*Objective:* Each line that includes the string "Citi" counts once; give the total and nothing else.

*Task data:*
:::::

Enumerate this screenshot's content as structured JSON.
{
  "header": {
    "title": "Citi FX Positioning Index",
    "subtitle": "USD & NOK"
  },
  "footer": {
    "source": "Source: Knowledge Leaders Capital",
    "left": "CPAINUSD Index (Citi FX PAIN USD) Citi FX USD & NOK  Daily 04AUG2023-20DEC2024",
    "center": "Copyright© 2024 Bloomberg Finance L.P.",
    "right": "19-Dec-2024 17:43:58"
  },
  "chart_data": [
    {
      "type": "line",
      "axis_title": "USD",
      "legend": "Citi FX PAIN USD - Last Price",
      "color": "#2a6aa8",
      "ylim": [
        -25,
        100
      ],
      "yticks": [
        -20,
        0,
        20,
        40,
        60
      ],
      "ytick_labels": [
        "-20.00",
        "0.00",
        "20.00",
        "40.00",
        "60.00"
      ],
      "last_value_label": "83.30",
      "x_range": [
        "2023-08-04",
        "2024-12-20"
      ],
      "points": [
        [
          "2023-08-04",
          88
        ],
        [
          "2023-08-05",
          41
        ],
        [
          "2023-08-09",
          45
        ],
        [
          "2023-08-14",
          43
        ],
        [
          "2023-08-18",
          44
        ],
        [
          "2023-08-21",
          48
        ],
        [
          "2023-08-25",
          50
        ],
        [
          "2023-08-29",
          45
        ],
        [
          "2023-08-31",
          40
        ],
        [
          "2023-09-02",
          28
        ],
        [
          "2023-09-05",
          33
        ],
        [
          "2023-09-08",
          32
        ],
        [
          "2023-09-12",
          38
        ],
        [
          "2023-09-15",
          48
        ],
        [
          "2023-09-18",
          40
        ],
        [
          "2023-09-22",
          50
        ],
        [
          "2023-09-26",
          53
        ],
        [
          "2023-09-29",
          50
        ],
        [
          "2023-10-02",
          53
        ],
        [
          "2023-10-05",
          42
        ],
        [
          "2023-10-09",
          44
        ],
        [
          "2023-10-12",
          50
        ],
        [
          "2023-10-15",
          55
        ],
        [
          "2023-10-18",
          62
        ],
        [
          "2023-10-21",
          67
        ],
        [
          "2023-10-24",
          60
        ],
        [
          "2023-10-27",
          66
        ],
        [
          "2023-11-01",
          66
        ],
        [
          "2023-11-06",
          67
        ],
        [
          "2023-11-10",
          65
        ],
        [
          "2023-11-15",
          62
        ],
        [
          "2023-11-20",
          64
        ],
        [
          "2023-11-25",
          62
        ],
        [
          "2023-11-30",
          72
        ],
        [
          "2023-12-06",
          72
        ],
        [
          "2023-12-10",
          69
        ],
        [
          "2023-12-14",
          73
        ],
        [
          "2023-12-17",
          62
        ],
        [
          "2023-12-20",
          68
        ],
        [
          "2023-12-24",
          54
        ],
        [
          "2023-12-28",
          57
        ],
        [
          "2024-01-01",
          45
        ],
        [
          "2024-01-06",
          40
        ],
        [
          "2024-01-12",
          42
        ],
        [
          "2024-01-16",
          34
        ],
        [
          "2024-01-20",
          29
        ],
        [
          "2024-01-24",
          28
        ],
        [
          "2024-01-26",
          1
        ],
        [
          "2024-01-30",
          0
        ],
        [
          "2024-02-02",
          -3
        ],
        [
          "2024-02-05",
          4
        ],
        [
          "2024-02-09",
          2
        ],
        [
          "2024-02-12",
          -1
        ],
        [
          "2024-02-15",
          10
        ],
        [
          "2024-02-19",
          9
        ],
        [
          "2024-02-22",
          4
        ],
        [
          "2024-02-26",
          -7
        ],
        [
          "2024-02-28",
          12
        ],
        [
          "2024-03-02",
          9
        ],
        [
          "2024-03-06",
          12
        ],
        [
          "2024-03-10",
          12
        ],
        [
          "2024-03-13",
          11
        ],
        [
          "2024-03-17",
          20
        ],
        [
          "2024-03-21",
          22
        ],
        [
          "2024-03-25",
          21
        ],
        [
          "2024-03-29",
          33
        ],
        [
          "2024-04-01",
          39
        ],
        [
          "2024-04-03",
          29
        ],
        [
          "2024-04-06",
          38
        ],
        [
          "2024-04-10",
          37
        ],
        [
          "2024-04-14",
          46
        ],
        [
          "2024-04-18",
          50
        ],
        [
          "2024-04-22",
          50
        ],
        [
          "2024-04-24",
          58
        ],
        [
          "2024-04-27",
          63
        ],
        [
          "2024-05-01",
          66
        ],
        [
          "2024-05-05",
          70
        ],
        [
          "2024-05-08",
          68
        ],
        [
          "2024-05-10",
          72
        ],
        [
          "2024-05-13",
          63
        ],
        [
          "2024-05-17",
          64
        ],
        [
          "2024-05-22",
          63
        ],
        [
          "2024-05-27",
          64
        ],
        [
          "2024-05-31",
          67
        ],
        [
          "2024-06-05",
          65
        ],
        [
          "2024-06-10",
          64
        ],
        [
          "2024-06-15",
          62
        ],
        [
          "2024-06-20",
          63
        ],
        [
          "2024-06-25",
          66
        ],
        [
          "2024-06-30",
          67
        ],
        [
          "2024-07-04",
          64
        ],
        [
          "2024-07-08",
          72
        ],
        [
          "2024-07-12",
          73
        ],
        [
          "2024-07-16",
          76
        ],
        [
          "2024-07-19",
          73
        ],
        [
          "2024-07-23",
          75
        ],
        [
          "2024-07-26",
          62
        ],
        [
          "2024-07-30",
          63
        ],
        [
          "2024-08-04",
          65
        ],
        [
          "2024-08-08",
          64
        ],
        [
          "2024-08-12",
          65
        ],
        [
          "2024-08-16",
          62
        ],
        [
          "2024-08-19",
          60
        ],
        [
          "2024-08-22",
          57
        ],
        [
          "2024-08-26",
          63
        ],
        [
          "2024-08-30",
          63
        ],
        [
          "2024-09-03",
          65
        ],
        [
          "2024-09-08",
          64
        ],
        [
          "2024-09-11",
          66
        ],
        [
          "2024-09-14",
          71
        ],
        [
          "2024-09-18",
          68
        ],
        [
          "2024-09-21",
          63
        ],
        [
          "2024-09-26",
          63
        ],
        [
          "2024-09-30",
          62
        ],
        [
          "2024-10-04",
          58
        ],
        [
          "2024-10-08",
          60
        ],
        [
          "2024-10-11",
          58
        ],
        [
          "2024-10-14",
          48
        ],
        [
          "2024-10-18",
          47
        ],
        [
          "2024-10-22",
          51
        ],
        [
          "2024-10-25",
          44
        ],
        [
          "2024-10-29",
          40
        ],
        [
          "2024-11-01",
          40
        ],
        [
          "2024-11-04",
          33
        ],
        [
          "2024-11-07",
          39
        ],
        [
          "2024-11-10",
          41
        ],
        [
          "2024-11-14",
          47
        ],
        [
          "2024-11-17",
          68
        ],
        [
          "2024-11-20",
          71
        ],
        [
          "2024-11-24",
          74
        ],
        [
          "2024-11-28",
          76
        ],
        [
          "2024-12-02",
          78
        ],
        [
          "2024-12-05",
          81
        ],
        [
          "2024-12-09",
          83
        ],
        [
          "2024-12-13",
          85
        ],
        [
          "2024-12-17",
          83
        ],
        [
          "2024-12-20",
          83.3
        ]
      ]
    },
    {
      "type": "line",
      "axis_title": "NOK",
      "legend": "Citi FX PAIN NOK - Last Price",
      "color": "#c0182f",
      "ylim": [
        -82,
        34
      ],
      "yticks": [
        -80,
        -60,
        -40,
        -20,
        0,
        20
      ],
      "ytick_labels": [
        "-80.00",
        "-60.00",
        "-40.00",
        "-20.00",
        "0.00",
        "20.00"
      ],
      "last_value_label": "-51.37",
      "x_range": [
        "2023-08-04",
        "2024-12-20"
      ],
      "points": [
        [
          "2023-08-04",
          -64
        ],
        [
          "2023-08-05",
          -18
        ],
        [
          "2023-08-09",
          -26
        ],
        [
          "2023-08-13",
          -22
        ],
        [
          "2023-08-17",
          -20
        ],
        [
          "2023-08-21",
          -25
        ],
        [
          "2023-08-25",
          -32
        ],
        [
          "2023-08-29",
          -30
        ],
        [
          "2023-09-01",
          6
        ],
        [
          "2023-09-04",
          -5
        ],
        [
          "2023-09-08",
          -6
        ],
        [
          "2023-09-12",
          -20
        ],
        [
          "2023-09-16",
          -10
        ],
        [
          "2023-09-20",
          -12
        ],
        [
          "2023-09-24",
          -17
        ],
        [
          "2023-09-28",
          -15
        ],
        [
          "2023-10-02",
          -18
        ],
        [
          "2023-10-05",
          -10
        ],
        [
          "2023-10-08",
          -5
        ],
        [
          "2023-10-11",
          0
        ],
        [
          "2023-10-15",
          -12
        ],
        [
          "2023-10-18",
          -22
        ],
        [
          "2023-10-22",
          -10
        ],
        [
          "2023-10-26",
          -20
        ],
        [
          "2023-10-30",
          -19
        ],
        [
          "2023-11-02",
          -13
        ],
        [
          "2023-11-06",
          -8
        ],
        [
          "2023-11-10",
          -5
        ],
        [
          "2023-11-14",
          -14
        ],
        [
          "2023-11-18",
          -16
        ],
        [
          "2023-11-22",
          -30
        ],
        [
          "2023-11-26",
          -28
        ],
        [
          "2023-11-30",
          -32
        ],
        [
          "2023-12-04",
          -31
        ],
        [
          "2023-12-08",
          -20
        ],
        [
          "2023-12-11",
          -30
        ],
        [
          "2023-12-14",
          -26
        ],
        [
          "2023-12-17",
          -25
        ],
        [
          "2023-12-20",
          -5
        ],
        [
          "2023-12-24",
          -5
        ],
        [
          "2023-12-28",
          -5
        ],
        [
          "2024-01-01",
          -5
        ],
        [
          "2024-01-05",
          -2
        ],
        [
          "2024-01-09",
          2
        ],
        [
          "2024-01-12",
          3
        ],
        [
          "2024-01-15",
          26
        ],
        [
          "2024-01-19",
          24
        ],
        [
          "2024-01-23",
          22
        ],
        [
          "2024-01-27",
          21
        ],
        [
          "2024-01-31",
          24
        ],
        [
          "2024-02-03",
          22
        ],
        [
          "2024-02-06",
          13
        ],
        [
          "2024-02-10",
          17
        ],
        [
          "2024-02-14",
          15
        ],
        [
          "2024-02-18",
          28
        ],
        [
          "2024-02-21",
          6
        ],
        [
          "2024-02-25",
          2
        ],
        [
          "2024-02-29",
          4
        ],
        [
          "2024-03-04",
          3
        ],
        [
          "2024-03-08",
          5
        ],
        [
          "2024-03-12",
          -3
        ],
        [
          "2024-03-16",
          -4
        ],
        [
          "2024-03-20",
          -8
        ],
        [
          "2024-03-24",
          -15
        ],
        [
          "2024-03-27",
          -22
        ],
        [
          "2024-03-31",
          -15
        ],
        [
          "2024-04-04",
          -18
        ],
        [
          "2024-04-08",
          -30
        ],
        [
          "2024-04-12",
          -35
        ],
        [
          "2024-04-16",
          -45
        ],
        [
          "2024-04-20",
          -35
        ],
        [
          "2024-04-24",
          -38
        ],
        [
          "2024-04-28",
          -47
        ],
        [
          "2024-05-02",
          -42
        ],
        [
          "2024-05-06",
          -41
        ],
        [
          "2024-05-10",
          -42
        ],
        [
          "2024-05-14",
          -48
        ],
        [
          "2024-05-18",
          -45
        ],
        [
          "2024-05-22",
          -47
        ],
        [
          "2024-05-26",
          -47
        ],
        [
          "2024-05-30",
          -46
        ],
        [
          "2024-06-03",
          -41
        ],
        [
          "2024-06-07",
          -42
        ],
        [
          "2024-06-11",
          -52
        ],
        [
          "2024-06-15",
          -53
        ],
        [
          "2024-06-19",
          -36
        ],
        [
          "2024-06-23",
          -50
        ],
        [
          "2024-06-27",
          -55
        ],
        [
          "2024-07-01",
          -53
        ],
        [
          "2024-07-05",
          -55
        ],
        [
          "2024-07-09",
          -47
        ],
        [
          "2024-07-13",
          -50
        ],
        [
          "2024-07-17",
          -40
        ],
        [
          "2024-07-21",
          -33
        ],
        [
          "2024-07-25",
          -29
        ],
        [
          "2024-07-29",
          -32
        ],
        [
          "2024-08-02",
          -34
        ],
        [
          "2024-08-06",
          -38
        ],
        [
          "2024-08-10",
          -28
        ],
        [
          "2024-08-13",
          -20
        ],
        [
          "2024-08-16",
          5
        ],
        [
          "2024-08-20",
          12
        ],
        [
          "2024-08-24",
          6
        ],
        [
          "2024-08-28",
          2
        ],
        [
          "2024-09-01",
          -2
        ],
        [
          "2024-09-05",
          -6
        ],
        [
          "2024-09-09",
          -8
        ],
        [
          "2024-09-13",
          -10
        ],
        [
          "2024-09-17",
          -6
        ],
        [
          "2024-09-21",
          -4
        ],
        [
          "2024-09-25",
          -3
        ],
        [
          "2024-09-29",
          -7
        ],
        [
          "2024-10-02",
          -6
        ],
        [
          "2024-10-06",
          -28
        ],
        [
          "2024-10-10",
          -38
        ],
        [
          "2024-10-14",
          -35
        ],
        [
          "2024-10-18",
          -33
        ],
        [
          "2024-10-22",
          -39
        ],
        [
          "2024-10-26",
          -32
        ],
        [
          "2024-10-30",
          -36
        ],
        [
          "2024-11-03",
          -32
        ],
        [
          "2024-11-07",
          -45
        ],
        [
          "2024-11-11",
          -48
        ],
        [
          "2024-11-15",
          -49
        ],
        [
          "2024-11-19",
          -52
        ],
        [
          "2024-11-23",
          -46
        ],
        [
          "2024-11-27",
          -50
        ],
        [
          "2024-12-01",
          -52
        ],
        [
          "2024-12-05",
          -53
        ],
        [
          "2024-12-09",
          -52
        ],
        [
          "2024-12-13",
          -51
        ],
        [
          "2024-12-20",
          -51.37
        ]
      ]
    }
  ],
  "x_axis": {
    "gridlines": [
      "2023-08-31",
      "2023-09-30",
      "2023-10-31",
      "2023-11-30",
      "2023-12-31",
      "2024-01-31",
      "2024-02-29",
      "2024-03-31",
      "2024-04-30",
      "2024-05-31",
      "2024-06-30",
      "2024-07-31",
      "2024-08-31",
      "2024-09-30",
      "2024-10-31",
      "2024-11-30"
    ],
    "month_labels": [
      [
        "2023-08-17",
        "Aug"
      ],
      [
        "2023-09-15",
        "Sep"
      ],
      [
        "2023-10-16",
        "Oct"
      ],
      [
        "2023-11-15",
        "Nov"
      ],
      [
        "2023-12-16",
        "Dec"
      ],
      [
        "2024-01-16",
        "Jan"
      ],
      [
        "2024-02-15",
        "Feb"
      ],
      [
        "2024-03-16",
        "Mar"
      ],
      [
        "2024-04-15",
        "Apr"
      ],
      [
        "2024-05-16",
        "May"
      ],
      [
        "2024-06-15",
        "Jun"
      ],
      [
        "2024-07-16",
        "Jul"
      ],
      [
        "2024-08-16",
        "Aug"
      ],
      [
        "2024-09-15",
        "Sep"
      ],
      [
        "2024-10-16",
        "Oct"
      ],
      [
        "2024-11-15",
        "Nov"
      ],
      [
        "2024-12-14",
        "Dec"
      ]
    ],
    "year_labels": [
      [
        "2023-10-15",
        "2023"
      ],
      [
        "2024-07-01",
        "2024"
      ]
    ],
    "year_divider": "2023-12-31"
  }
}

:::::

*Correct response:* 4